**Exercise goal**
Pull out every line below that contains the word "heater".

**Records for this exercise**
--- START ---
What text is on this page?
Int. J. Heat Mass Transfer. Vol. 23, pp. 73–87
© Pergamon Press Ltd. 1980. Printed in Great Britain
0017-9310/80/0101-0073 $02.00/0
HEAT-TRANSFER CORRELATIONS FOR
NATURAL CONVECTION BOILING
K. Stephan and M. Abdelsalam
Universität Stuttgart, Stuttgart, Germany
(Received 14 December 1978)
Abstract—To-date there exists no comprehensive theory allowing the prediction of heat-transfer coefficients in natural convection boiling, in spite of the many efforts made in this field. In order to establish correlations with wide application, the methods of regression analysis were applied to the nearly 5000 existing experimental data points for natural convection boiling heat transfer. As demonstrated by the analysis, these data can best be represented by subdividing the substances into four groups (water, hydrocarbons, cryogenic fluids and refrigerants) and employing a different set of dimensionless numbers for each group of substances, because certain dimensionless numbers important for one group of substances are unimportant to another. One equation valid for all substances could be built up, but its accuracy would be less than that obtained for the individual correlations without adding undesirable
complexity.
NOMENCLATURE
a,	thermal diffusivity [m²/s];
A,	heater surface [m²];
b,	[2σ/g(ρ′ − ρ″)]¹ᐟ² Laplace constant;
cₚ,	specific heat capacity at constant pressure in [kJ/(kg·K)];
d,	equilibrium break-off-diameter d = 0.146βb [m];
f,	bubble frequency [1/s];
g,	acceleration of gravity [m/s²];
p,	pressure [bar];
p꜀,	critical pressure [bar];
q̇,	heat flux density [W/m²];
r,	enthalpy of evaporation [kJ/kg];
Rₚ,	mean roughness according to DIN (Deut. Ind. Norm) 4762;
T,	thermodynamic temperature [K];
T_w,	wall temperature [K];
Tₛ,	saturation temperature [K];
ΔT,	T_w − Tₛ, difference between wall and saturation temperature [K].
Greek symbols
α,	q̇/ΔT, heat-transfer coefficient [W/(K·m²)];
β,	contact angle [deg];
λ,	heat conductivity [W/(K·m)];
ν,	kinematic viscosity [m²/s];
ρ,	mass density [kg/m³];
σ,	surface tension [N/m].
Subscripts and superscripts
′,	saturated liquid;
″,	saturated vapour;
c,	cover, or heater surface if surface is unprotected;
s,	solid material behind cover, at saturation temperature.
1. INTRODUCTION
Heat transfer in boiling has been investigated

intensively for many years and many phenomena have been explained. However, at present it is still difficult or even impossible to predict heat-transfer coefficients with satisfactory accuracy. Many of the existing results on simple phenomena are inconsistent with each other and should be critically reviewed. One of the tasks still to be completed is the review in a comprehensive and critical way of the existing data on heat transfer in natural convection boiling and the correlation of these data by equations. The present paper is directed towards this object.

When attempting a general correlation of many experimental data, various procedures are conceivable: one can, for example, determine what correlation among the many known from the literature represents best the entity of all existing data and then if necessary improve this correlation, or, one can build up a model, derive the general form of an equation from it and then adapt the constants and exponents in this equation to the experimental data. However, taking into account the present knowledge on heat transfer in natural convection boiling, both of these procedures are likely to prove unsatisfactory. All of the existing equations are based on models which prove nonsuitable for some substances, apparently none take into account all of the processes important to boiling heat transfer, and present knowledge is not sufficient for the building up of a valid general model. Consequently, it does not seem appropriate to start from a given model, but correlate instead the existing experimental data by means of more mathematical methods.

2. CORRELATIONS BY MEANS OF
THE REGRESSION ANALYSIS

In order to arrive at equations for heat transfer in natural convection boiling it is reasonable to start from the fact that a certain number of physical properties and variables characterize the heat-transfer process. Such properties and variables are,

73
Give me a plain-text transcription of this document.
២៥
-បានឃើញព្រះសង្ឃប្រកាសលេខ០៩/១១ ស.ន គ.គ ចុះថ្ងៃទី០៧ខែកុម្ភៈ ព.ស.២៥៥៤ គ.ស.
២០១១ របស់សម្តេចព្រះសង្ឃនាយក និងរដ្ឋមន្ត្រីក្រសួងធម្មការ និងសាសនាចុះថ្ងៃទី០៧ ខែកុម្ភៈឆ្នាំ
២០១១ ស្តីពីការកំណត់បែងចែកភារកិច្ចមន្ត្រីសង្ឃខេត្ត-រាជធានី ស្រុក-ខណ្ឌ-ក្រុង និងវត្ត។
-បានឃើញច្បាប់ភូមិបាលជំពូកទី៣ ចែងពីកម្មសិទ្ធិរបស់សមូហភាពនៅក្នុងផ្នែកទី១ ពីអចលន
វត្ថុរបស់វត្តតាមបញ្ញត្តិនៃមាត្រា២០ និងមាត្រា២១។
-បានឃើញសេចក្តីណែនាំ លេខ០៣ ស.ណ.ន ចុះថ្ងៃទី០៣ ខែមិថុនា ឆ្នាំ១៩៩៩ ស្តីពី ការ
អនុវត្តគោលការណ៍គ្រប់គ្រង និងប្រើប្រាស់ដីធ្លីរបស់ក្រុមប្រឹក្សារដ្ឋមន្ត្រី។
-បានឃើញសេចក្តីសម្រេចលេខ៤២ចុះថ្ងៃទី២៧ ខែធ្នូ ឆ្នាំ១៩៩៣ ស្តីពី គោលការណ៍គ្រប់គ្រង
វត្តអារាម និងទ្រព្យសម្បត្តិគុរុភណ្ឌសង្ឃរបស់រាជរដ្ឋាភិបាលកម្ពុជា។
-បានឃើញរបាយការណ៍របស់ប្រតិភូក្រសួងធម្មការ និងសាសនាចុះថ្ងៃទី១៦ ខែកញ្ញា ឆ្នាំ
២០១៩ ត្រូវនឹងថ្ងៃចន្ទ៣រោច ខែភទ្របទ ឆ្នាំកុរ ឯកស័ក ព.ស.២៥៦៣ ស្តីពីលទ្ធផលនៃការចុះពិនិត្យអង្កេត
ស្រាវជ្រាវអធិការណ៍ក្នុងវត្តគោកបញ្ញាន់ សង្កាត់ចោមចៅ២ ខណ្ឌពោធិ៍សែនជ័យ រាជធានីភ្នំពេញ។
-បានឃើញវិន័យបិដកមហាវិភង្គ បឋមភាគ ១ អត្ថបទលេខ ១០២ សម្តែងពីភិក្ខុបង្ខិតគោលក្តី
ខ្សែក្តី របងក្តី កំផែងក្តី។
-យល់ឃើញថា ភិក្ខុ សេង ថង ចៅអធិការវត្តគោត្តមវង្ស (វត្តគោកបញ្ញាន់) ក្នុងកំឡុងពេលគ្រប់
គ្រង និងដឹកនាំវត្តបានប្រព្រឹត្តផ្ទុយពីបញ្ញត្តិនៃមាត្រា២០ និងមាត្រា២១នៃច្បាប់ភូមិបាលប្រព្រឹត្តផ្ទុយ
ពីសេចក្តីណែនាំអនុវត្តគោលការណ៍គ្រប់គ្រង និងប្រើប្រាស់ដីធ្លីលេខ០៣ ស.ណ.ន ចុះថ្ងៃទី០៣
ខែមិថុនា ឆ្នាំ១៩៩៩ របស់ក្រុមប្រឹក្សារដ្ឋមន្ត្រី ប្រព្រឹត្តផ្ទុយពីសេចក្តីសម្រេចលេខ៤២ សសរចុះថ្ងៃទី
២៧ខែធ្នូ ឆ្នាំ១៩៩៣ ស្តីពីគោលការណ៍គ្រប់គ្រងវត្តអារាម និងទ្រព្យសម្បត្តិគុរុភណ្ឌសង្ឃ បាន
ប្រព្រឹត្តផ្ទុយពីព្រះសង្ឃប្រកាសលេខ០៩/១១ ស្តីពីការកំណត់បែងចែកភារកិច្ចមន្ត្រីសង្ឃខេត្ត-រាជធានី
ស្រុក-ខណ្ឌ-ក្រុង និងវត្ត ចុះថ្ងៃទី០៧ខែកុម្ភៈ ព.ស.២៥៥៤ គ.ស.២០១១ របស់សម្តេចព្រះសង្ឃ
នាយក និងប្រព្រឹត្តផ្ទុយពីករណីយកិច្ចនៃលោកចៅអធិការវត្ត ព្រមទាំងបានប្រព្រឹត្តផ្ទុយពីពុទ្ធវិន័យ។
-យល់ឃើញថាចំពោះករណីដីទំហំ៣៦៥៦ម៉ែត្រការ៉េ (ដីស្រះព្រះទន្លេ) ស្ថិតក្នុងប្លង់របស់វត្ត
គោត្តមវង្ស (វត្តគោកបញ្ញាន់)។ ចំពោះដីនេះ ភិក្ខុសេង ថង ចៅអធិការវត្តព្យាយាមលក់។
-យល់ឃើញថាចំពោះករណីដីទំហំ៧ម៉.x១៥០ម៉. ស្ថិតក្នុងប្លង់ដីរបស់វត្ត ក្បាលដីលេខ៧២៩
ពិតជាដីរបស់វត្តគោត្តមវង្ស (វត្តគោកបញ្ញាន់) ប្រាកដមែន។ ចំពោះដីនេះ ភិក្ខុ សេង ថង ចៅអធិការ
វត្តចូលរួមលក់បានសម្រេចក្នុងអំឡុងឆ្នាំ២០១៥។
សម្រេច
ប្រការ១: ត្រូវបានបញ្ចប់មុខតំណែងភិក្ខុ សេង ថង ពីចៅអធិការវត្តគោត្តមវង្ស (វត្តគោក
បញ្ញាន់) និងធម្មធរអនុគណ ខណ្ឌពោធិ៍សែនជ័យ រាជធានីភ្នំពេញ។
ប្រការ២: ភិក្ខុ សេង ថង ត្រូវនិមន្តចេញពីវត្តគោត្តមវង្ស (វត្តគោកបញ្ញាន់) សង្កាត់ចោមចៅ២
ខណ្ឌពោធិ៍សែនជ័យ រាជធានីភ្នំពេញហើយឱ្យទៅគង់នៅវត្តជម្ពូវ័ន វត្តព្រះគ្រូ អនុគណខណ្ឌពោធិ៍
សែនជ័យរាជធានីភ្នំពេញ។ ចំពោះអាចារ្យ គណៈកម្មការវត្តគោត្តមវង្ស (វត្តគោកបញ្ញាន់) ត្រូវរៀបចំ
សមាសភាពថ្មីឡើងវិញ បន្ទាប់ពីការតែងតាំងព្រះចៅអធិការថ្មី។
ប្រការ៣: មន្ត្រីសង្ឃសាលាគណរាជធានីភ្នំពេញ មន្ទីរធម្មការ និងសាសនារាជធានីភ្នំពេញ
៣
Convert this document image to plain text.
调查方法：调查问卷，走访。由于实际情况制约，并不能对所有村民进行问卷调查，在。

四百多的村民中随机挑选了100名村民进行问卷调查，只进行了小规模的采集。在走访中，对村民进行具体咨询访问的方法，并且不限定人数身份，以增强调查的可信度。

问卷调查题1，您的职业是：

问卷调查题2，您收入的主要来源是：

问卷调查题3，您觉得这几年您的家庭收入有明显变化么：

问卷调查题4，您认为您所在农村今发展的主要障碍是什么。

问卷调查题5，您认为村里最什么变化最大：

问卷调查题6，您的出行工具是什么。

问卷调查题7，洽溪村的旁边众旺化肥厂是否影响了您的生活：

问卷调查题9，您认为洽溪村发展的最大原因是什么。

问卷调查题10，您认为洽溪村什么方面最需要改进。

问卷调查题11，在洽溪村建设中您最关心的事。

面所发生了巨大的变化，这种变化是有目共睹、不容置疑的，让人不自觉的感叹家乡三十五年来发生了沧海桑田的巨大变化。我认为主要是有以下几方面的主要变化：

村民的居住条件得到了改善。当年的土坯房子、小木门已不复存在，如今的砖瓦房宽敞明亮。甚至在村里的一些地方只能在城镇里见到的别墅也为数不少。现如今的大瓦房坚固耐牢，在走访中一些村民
--- END ---
**Answer in full**
A,	heater surface [m²];
c,	cover, or heater surface if surface is unprotected;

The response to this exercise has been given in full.